-- Work to complete --
Return the material below in full and exactly.

Start Dataset entries

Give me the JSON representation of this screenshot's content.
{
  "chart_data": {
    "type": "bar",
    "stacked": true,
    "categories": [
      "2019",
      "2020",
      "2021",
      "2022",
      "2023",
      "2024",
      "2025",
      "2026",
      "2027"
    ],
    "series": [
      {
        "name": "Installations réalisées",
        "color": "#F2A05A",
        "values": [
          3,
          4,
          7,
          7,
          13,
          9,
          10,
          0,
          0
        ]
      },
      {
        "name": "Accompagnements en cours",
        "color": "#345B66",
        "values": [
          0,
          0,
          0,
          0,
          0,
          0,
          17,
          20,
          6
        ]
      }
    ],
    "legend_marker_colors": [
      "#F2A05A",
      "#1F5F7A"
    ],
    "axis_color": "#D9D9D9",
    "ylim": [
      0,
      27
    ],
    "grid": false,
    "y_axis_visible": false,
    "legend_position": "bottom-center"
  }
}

End Dataset entries

-- Correct result --
Give me the JSON representation of this screenshot's content.
{
  "chart_data": {
    "type": "bar",
    "stacked": true,
    "categories": [
      "2019",
      "2020",
      "2021",
      "2022",
      "2023",
      "2024",
      "2025",
      "2026",
      "2027"
    ],
    "series": [
      {
        "name": "Installations réalisées",
        "color": "#F2A05A",
        "values": [
          3,
          4,
          7,
          7,
          13,
          9,
          10,
          0,
          0
        ]
      },
      {
        "name": "Accompagnements en cours",
        "color": "#345B66",
        "values": [
          0,
          0,
          0,
          0,
          0,
          0,
          17,
          20,
          6
        ]
      }
    ],
    "legend_marker_colors": [
      "#F2A05A",
      "#1F5F7A"
    ],
    "axis_color": "#D9D9D9",
    "ylim": [
      0,
      27
    ],
    "grid": false,
    "y_axis_visible": false,
    "legend_position": "bottom-center"
  }
}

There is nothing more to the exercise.